## begin Record list

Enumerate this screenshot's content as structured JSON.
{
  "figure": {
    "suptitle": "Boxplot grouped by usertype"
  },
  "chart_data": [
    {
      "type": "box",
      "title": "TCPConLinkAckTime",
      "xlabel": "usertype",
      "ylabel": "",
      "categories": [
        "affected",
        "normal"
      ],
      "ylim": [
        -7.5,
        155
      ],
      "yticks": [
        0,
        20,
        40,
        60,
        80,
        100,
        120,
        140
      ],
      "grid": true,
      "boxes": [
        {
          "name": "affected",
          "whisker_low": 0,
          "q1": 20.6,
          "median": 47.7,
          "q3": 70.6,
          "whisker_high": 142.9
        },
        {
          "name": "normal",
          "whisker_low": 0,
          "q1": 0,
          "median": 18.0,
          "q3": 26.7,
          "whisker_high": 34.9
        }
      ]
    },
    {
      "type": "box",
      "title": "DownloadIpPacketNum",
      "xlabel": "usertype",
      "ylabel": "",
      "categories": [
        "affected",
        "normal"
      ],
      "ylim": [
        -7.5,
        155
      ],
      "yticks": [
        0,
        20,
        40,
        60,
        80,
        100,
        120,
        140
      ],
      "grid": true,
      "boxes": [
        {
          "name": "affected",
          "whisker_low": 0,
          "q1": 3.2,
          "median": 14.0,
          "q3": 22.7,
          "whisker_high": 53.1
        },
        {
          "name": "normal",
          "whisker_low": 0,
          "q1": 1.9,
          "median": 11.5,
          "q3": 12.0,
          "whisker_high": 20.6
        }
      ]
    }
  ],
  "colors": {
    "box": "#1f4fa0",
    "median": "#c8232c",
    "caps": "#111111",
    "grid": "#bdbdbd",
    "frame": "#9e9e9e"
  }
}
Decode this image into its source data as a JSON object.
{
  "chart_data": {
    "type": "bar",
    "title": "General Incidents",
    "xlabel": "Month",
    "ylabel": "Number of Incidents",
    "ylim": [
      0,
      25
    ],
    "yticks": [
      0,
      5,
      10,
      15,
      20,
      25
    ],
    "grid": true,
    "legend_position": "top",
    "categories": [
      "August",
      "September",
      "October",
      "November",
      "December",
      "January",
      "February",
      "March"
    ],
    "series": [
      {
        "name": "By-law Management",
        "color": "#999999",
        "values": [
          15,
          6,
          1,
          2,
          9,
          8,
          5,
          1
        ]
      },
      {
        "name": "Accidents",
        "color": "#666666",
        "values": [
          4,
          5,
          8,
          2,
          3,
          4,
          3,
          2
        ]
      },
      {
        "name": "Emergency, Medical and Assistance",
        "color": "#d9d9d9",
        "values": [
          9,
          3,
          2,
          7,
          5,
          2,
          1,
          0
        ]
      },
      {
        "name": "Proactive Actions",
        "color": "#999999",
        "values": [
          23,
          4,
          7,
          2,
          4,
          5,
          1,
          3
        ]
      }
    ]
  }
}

## end Record list

*Stated exercise*:
Output each entry precisely as given.

*The output*:
Enumerate this screenshot's content as structured JSON.
{
  "figure": {
    "suptitle": "Boxplot grouped by usertype"
  },
  "chart_data": [
    {
      "type": "box",
      "title": "TCPConLinkAckTime",
      "xlabel": "usertype",
      "ylabel": "",
      "categories": [
        "affected",
        "normal"
      ],
      "ylim": [
        -7.5,
        155
      ],
      "yticks": [
        0,
        20,
        40,
        60,
        80,
        100,
        120,
        140
      ],
      "grid": true,
      "boxes": [
        {
          "name": "affected",
          "whisker_low": 0,
          "q1": 20.6,
          "median": 47.7,
          "q3": 70.6,
          "whisker_high": 142.9
        },
        {
          "name": "normal",
          "whisker_low": 0,
          "q1": 0,
          "median": 18.0,
          "q3": 26.7,
          "whisker_high": 34.9
        }
      ]
    },
    {
      "type": "box",
      "title": "DownloadIpPacketNum",
      "xlabel": "usertype",
      "ylabel": "",
      "categories": [
        "affected",
        "normal"
      ],
      "ylim": [
        -7.5,
        155
      ],
      "yticks": [
        0,
        20,
        40,
        60,
        80,
        100,
        120,
        140
      ],
      "grid": true,
      "boxes": [
        {
          "name": "affected",
          "whisker_low": 0,
          "q1": 3.2,
          "median": 14.0,
          "q3": 22.7,
          "whisker_high": 53.1
        },
        {
          "name": "normal",
          "whisker_low": 0,
          "q1": 1.9,
          "median": 11.5,
          "q3": 12.0,
          "whisker_high": 20.6
        }
      ]
    }
  ],
  "colors": {
    "box": "#1f4fa0",
    "median": "#c8232c",
    "caps": "#111111",
    "grid": "#bdbdbd",
    "frame": "#9e9e9e"
  }
}
Decode this image into its source data as a JSON object.
{
  "chart_data": {
    "type": "bar",
    "title": "General Incidents",
    "xlabel": "Month",
    "ylabel": "Number of Incidents",
    "ylim": [
      0,
      25
    ],
    "yticks": [
      0,
      5,
      10,
      15,
      20,
      25
    ],
    "grid": true,
    "legend_position": "top",
    "categories": [
      "August",
      "September",
      "October",
      "November",
      "December",
      "January",
      "February",
      "March"
    ],
    "series": [
      {
        "name": "By-law Management",
        "color": "#999999",
        "values": [
          15,
          6,
          1,
          2,
          9,
          8,
          5,
          1
        ]
      },
      {
        "name": "Accidents",
        "color": "#666666",
        "values": [
          4,
          5,
          8,
          2,
          3,
          4,
          3,
          2
        ]
      },
      {
        "name": "Emergency, Medical and Assistance",
        "color": "#d9d9d9",
        "values": [
          9,
          3,
          2,
          7,
          5,
          2,
          1,
          0
        ]
      },
      {
        "name": "Proactive Actions",
        "color": "#999999",
        "values": [
          23,
          4,
          7,
          2,
          4,
          5,
          1,
          3
        ]
      }
    ]
  }
}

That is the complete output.